_PROBLEM REQUIREMENTS_
Go through the listing and copy every line word for word.
(begin)
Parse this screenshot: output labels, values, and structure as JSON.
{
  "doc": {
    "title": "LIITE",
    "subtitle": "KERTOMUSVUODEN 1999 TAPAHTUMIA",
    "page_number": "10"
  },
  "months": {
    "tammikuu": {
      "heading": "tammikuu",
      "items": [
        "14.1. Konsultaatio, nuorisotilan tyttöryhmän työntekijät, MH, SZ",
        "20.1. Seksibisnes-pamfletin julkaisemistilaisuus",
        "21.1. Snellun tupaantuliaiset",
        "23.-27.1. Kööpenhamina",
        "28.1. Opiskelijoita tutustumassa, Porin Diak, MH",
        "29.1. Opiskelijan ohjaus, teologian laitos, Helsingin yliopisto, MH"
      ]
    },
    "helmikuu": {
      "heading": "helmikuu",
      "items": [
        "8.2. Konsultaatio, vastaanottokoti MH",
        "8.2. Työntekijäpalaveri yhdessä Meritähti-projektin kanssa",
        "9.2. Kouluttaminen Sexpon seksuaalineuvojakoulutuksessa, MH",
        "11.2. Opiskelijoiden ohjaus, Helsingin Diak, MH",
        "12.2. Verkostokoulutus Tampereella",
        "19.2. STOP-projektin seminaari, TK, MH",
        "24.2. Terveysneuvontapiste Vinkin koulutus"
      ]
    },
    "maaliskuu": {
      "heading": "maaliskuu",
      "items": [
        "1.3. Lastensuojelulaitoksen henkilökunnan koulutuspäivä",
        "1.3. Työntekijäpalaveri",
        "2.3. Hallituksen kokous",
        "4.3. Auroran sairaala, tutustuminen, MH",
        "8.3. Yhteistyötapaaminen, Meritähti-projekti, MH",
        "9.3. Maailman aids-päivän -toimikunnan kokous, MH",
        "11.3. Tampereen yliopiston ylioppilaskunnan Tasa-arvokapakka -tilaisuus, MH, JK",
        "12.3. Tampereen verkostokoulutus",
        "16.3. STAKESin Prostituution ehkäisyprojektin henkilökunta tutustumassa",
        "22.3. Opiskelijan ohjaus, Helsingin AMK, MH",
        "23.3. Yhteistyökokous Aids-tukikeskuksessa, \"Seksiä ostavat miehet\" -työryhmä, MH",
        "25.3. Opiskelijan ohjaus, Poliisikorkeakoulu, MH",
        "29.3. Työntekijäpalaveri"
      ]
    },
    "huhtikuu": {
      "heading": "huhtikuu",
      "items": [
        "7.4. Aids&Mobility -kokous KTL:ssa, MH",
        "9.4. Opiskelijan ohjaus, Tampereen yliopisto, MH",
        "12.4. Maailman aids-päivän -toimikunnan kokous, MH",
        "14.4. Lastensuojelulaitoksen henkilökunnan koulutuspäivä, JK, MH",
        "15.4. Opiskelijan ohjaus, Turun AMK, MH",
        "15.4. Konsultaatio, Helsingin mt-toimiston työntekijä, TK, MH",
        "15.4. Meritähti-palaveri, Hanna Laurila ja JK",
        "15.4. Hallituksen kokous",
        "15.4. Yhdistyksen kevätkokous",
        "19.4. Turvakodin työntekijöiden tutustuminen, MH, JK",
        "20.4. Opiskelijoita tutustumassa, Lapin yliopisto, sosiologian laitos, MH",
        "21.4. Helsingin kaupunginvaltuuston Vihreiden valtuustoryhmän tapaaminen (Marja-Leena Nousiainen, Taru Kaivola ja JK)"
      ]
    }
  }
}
(end)
_CORRECT OUTPUT_
Parse this screenshot: output labels, values, and structure as JSON.
{
  "doc": {
    "title": "LIITE",
    "subtitle": "KERTOMUSVUODEN 1999 TAPAHTUMIA",
    "page_number": "10"
  },
  "months": {
    "tammikuu": {
      "heading": "tammikuu",
      "items": [
        "14.1. Konsultaatio, nuorisotilan tyttöryhmän työntekijät, MH, SZ",
        "20.1. Seksibisnes-pamfletin julkaisemistilaisuus",
        "21.1. Snellun tupaantuliaiset",
        "23.-27.1. Kööpenhamina",
        "28.1. Opiskelijoita tutustumassa, Porin Diak, MH",
        "29.1. Opiskelijan ohjaus, teologian laitos, Helsingin yliopisto, MH"
      ]
    },
    "helmikuu": {
      "heading": "helmikuu",
      "items": [
        "8.2. Konsultaatio, vastaanottokoti MH",
        "8.2. Työntekijäpalaveri yhdessä Meritähti-projektin kanssa",
        "9.2. Kouluttaminen Sexpon seksuaalineuvojakoulutuksessa, MH",
        "11.2. Opiskelijoiden ohjaus, Helsingin Diak, MH",
        "12.2. Verkostokoulutus Tampereella",
        "19.2. STOP-projektin seminaari, TK, MH",
        "24.2. Terveysneuvontapiste Vinkin koulutus"
      ]
    },
    "maaliskuu": {
      "heading": "maaliskuu",
      "items": [
        "1.3. Lastensuojelulaitoksen henkilökunnan koulutuspäivä",
        "1.3. Työntekijäpalaveri",
        "2.3. Hallituksen kokous",
        "4.3. Auroran sairaala, tutustuminen, MH",
        "8.3. Yhteistyötapaaminen, Meritähti-projekti, MH",
        "9.3. Maailman aids-päivän -toimikunnan kokous, MH",
        "11.3. Tampereen yliopiston ylioppilaskunnan Tasa-arvokapakka -tilaisuus, MH, JK",
        "12.3. Tampereen verkostokoulutus",
        "16.3. STAKESin Prostituution ehkäisyprojektin henkilökunta tutustumassa",
        "22.3. Opiskelijan ohjaus, Helsingin AMK, MH",
        "23.3. Yhteistyökokous Aids-tukikeskuksessa, \"Seksiä ostavat miehet\" -työryhmä, MH",
        "25.3. Opiskelijan ohjaus, Poliisikorkeakoulu, MH",
        "29.3. Työntekijäpalaveri"
      ]
    },
    "huhtikuu": {
      "heading": "huhtikuu",
      "items": [
        "7.4. Aids&Mobility -kokous KTL:ssa, MH",
        "9.4. Opiskelijan ohjaus, Tampereen yliopisto, MH",
        "12.4. Maailman aids-päivän -toimikunnan kokous, MH",
        "14.4. Lastensuojelulaitoksen henkilökunnan koulutuspäivä, JK, MH",
        "15.4. Opiskelijan ohjaus, Turun AMK, MH",
        "15.4. Konsultaatio, Helsingin mt-toimiston työntekijä, TK, MH",
        "15.4. Meritähti-palaveri, Hanna Laurila ja JK",
        "15.4. Hallituksen kokous",
        "15.4. Yhdistyksen kevätkokous",
        "19.4. Turvakodin työntekijöiden tutustuminen, MH, JK",
        "20.4. Opiskelijoita tutustumassa, Lapin yliopisto, sosiologian laitos, MH",
        "21.4. Helsingin kaupunginvaltuuston Vihreiden valtuustoryhmän tapaaminen (Marja-Leena Nousiainen, Taru Kaivola ja JK)"
      ]
    }
  }
}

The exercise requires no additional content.